• **GIVEN TASK**:
Each entry below is to be transcribed exactly.

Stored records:

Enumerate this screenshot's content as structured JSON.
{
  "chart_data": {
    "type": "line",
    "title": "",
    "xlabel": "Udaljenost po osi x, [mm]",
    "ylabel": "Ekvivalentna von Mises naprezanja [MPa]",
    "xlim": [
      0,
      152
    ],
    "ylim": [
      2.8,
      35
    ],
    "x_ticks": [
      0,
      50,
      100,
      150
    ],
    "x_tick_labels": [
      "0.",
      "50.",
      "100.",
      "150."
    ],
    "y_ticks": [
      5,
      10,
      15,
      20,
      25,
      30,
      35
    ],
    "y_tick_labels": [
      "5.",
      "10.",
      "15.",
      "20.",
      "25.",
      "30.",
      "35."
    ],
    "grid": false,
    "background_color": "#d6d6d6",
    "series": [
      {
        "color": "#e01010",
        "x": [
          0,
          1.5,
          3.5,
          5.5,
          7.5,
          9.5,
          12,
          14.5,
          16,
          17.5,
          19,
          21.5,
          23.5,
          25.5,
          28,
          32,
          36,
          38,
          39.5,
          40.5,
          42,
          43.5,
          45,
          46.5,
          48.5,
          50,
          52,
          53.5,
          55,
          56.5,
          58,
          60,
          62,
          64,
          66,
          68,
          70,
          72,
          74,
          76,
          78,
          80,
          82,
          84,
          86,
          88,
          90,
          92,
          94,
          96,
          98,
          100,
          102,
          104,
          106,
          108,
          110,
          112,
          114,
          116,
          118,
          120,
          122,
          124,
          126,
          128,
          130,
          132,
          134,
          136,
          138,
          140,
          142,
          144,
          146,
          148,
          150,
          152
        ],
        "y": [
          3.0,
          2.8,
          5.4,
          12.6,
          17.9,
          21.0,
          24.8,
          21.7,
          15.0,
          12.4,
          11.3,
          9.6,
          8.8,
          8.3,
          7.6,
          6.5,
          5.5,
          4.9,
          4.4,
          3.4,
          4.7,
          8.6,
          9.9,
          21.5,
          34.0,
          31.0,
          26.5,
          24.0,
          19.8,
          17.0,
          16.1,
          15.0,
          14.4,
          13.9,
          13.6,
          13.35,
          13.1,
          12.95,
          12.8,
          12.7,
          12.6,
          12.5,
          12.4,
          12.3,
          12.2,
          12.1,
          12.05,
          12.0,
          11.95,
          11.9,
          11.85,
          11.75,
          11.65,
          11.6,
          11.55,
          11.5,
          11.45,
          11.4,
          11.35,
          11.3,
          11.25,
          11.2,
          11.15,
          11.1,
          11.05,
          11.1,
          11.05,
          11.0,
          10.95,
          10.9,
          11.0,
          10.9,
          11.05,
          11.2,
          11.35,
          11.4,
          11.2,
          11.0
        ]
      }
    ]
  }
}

• **CORRECT RESPONSE**:
Enumerate this screenshot's content as structured JSON.
{
  "chart_data": {
    "type": "line",
    "title": "",
    "xlabel": "Udaljenost po osi x, [mm]",
    "ylabel": "Ekvivalentna von Mises naprezanja [MPa]",
    "xlim": [
      0,
      152
    ],
    "ylim": [
      2.8,
      35
    ],
    "x_ticks": [
      0,
      50,
      100,
      150
    ],
    "x_tick_labels": [
      "0.",
      "50.",
      "100.",
      "150."
    ],
    "y_ticks": [
      5,
      10,
      15,
      20,
      25,
      30,
      35
    ],
    "y_tick_labels": [
      "5.",
      "10.",
      "15.",
      "20.",
      "25.",
      "30.",
      "35."
    ],
    "grid": false,
    "background_color": "#d6d6d6",
    "series": [
      {
        "color": "#e01010",
        "x": [
          0,
          1.5,
          3.5,
          5.5,
          7.5,
          9.5,
          12,
          14.5,
          16,
          17.5,
          19,
          21.5,
          23.5,
          25.5,
          28,
          32,
          36,
          38,
          39.5,
          40.5,
          42,
          43.5,
          45,
          46.5,
          48.5,
          50,
          52,
          53.5,
          55,
          56.5,
          58,
          60,
          62,
          64,
          66,
          68,
          70,
          72,
          74,
          76,
          78,
          80,
          82,
          84,
          86,
          88,
          90,
          92,
          94,
          96,
          98,
          100,
          102,
          104,
          106,
          108,
          110,
          112,
          114,
          116,
          118,
          120,
          122,
          124,
          126,
          128,
          130,
          132,
          134,
          136,
          138,
          140,
          142,
          144,
          146,
          148,
          150,
          152
        ],
        "y": [
          3.0,
          2.8,
          5.4,
          12.6,
          17.9,
          21.0,
          24.8,
          21.7,
          15.0,
          12.4,
          11.3,
          9.6,
          8.8,
          8.3,
          7.6,
          6.5,
          5.5,
          4.9,
          4.4,
          3.4,
          4.7,
          8.6,
          9.9,
          21.5,
          34.0,
          31.0,
          26.5,
          24.0,
          19.8,
          17.0,
          16.1,
          15.0,
          14.4,
          13.9,
          13.6,
          13.35,
          13.1,
          12.95,
          12.8,
          12.7,
          12.6,
          12.5,
          12.4,
          12.3,
          12.2,
          12.1,
          12.05,
          12.0,
          11.95,
          11.9,
          11.85,
          11.75,
          11.65,
          11.6,
          11.55,
          11.5,
          11.45,
          11.4,
          11.35,
          11.3,
          11.25,
          11.2,
          11.15,
          11.1,
          11.05,
          11.1,
          11.05,
          11.0,
          10.95,
          10.9,
          11.0,
          10.9,
          11.05,
          11.2,
          11.35,
          11.4,
          11.2,
          11.0
        ]
      }
    ]
  }
}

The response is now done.